◆ DESCRIPTION OF THE TASK
Reproduce the material in full, exactly as written.

◆ Collected data

---

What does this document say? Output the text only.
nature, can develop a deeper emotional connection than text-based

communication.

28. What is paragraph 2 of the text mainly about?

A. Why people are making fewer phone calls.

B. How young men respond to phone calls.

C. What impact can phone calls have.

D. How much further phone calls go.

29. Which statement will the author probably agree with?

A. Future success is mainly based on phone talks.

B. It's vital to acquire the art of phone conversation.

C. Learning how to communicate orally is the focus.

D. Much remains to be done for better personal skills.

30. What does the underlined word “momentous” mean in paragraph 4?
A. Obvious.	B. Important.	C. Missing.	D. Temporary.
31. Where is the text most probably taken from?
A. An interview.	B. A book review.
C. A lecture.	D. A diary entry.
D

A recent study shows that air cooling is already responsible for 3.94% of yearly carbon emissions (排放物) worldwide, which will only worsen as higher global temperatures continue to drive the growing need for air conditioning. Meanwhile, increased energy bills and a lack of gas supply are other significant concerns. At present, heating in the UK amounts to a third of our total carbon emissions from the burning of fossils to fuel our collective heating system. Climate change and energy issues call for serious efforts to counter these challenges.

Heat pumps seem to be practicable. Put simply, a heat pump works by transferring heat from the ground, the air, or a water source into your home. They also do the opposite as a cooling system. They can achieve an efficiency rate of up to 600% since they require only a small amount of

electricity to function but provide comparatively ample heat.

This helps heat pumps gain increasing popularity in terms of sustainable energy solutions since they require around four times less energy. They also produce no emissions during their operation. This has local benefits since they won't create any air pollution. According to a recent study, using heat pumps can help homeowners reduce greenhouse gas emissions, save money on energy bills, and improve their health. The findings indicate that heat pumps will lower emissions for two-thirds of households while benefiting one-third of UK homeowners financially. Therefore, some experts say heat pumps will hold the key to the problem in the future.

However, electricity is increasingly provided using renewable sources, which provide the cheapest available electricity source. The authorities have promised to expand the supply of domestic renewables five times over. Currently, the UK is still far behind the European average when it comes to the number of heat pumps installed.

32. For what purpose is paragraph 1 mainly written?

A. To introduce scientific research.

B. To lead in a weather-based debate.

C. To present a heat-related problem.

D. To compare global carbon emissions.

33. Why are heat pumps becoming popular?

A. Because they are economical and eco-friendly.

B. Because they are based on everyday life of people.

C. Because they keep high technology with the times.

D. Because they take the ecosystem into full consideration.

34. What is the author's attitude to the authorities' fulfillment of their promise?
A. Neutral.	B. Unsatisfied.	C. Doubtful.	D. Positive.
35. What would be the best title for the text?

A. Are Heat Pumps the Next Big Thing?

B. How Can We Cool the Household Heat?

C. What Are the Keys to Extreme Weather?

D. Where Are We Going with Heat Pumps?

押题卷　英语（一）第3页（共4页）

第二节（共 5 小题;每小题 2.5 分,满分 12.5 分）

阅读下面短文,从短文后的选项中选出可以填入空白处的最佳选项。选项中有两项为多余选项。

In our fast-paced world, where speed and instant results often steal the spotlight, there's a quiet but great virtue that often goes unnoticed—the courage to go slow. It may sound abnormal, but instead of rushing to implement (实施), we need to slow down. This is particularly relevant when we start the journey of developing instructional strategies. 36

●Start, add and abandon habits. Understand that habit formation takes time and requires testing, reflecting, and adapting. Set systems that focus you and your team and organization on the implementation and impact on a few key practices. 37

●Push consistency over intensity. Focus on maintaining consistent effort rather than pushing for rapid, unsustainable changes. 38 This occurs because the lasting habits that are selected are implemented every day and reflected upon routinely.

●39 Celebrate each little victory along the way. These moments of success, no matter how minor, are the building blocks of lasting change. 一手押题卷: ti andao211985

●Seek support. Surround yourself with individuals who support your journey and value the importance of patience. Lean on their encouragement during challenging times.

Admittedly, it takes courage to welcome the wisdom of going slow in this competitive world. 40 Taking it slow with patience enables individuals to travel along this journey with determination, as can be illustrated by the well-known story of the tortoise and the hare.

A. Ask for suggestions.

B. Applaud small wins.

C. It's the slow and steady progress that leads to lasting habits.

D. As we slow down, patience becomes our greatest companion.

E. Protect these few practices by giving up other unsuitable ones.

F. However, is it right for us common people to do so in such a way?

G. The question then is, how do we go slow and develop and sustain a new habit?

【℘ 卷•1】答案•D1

---

◆ EXERCISE SOLUTION
What does this document say? Output the text only.
nature, can develop a deeper emotional connection than text-based

communication.

28. What is paragraph 2 of the text mainly about?

A. Why people are making fewer phone calls.

B. How young men respond to phone calls.

C. What impact can phone calls have.

D. How much further phone calls go.

29. Which statement will the author probably agree with?

A. Future success is mainly based on phone talks.

B. It's vital to acquire the art of phone conversation.

C. Learning how to communicate orally is the focus.

D. Much remains to be done for better personal skills.

30. What does the underlined word “momentous” mean in paragraph 4?
A. Obvious.	B. Important.	C. Missing.	D. Temporary.
31. Where is the text most probably taken from?
A. An interview.	B. A book review.
C. A lecture.	D. A diary entry.
D

A recent study shows that air cooling is already responsible for 3.94% of yearly carbon emissions (排放物) worldwide, which will only worsen as higher global temperatures continue to drive the growing need for air conditioning. Meanwhile, increased energy bills and a lack of gas supply are other significant concerns. At present, heating in the UK amounts to a third of our total carbon emissions from the burning of fossils to fuel our collective heating system. Climate change and energy issues call for serious efforts to counter these challenges.

Heat pumps seem to be practicable. Put simply, a heat pump works by transferring heat from the ground, the air, or a water source into your home. They also do the opposite as a cooling system. They can achieve an efficiency rate of up to 600% since they require only a small amount of

electricity to function but provide comparatively ample heat.

This helps heat pumps gain increasing popularity in terms of sustainable energy solutions since they require around four times less energy. They also produce no emissions during their operation. This has local benefits since they won't create any air pollution. According to a recent study, using heat pumps can help homeowners reduce greenhouse gas emissions, save money on energy bills, and improve their health. The findings indicate that heat pumps will lower emissions for two-thirds of households while benefiting one-third of UK homeowners financially. Therefore, some experts say heat pumps will hold the key to the problem in the future.

However, electricity is increasingly provided using renewable sources, which provide the cheapest available electricity source. The authorities have promised to expand the supply of domestic renewables five times over. Currently, the UK is still far behind the European average when it comes to the number of heat pumps installed.

32. For what purpose is paragraph 1 mainly written?

A. To introduce scientific research.

B. To lead in a weather-based debate.

C. To present a heat-related problem.

D. To compare global carbon emissions.

33. Why are heat pumps becoming popular?

A. Because they are economical and eco-friendly.

B. Because they are based on everyday life of people.

C. Because they keep high technology with the times.

D. Because they take the ecosystem into full consideration.

34. What is the author's attitude to the authorities' fulfillment of their promise?
A. Neutral.	B. Unsatisfied.	C. Doubtful.	D. Positive.
35. What would be the best title for the text?

A. Are Heat Pumps the Next Big Thing?

B. How Can We Cool the Household Heat?

C. What Are the Keys to Extreme Weather?

D. Where Are We Going with Heat Pumps?

押题卷　英语（一）第3页（共4页）

第二节（共 5 小题;每小题 2.5 分,满分 12.5 分）

阅读下面短文,从短文后的选项中选出可以填入空白处的最佳选项。选项中有两项为多余选项。

In our fast-paced world, where speed and instant results often steal the spotlight, there's a quiet but great virtue that often goes unnoticed—the courage to go slow. It may sound abnormal, but instead of rushing to implement (实施), we need to slow down. This is particularly relevant when we start the journey of developing instructional strategies. 36

●Start, add and abandon habits. Understand that habit formation takes time and requires testing, reflecting, and adapting. Set systems that focus you and your team and organization on the implementation and impact on a few key practices. 37

●Push consistency over intensity. Focus on maintaining consistent effort rather than pushing for rapid, unsustainable changes. 38 This occurs because the lasting habits that are selected are implemented every day and reflected upon routinely.

●39 Celebrate each little victory along the way. These moments of success, no matter how minor, are the building blocks of lasting change. 一手押题卷: ti andao211985

●Seek support. Surround yourself with individuals who support your journey and value the importance of patience. Lean on their encouragement during challenging times.

Admittedly, it takes courage to welcome the wisdom of going slow in this competitive world. 40 Taking it slow with patience enables individuals to travel along this journey with determination, as can be illustrated by the well-known story of the tortoise and the hare.

A. Ask for suggestions.

B. Applaud small wins.

C. It's the slow and steady progress that leads to lasting habits.

D. As we slow down, patience becomes our greatest companion.

E. Protect these few practices by giving up other unsuitable ones.

F. However, is it right for us common people to do so in such a way?

G. The question then is, how do we go slow and develop and sustain a new habit?

【℘ 卷•1】答案•D1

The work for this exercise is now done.